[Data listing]

>>>

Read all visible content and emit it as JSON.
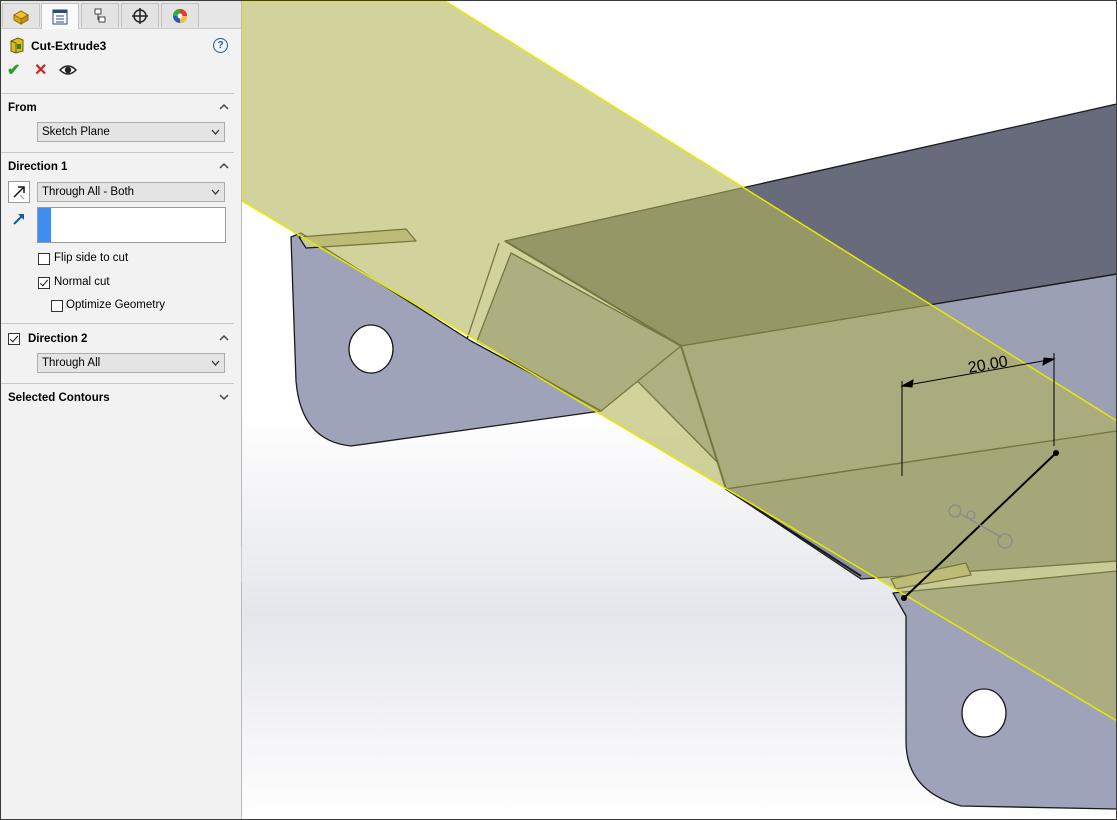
{
  "feature": {
    "title": "Cut-Extrude3"
  },
  "from": {
    "header": "From",
    "end_condition": "Sketch Plane"
  },
  "direction1": {
    "header": "Direction 1",
    "end_condition": "Through All - Both",
    "flip_side_to_cut": "Flip side to cut",
    "flip_checked": false,
    "normal_cut": "Normal cut",
    "normal_checked": true,
    "optimize_geometry": "Optimize Geometry",
    "optimize_checked": false
  },
  "direction2": {
    "header": "Direction 2",
    "checked": true,
    "end_condition": "Through All"
  },
  "selected_contours": {
    "header": "Selected Contours"
  },
  "viewport": {
    "dimension_value": "20.00"
  },
  "colors": {
    "panel_bg": "#f2f2f2",
    "part_face": "#9aa0b8",
    "plane_fill": "#b4b45a",
    "plane_edge": "#e8e800",
    "ok_green": "#2d9b2d",
    "cancel_red": "#d42020"
  }
}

<<<

--- Set exercise ---
Look over the listing. Pull out every line with the string "Through" in it.

--- Answer to this task ---
    "end_condition": "Through All - Both",
    "end_condition": "Through All"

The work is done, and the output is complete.